▸ WHAT THE TASK REQUIRES: Quote the full listing word for word.

>> START PROVIDED INFORMATION

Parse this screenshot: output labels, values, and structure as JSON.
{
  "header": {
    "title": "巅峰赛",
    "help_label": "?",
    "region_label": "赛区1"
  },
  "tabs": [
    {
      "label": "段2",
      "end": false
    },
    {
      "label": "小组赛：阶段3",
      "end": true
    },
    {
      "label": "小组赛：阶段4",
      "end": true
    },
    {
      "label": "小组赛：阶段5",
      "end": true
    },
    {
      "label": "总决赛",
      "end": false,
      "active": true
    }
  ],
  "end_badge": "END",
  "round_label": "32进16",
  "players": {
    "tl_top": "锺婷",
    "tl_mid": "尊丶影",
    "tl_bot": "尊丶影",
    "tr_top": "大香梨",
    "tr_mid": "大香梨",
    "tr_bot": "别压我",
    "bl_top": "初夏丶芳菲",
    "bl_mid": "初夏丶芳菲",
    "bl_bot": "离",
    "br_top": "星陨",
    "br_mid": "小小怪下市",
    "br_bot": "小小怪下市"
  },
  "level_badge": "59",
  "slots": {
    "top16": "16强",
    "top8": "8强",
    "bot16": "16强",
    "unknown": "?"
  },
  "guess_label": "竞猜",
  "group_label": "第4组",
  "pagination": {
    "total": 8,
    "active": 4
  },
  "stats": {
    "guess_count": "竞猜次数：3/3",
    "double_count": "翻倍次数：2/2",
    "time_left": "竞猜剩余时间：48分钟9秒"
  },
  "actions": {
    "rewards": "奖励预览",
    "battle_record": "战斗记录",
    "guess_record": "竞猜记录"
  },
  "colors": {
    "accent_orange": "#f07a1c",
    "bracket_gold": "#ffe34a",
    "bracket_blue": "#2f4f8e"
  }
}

>> END PROVIDED INFORMATION

▸ ANSWER TO THIS EXERCISE:
Parse this screenshot: output labels, values, and structure as JSON.
{
  "header": {
    "title": "巅峰赛",
    "help_label": "?",
    "region_label": "赛区1"
  },
  "tabs": [
    {
      "label": "段2",
      "end": false
    },
    {
      "label": "小组赛：阶段3",
      "end": true
    },
    {
      "label": "小组赛：阶段4",
      "end": true
    },
    {
      "label": "小组赛：阶段5",
      "end": true
    },
    {
      "label": "总决赛",
      "end": false,
      "active": true
    }
  ],
  "end_badge": "END",
  "round_label": "32进16",
  "players": {
    "tl_top": "锺婷",
    "tl_mid": "尊丶影",
    "tl_bot": "尊丶影",
    "tr_top": "大香梨",
    "tr_mid": "大香梨",
    "tr_bot": "别压我",
    "bl_top": "初夏丶芳菲",
    "bl_mid": "初夏丶芳菲",
    "bl_bot": "离",
    "br_top": "星陨",
    "br_mid": "小小怪下市",
    "br_bot": "小小怪下市"
  },
  "level_badge": "59",
  "slots": {
    "top16": "16强",
    "top8": "8强",
    "bot16": "16强",
    "unknown": "?"
  },
  "guess_label": "竞猜",
  "group_label": "第4组",
  "pagination": {
    "total": 8,
    "active": 4
  },
  "stats": {
    "guess_count": "竞猜次数：3/3",
    "double_count": "翻倍次数：2/2",
    "time_left": "竞猜剩余时间：48分钟9秒"
  },
  "actions": {
    "rewards": "奖励预览",
    "battle_record": "战斗记录",
    "guess_record": "竞猜记录"
  },
  "colors": {
    "accent_orange": "#f07a1c",
    "bracket_gold": "#ffe34a",
    "bracket_blue": "#2f4f8e"
  }
}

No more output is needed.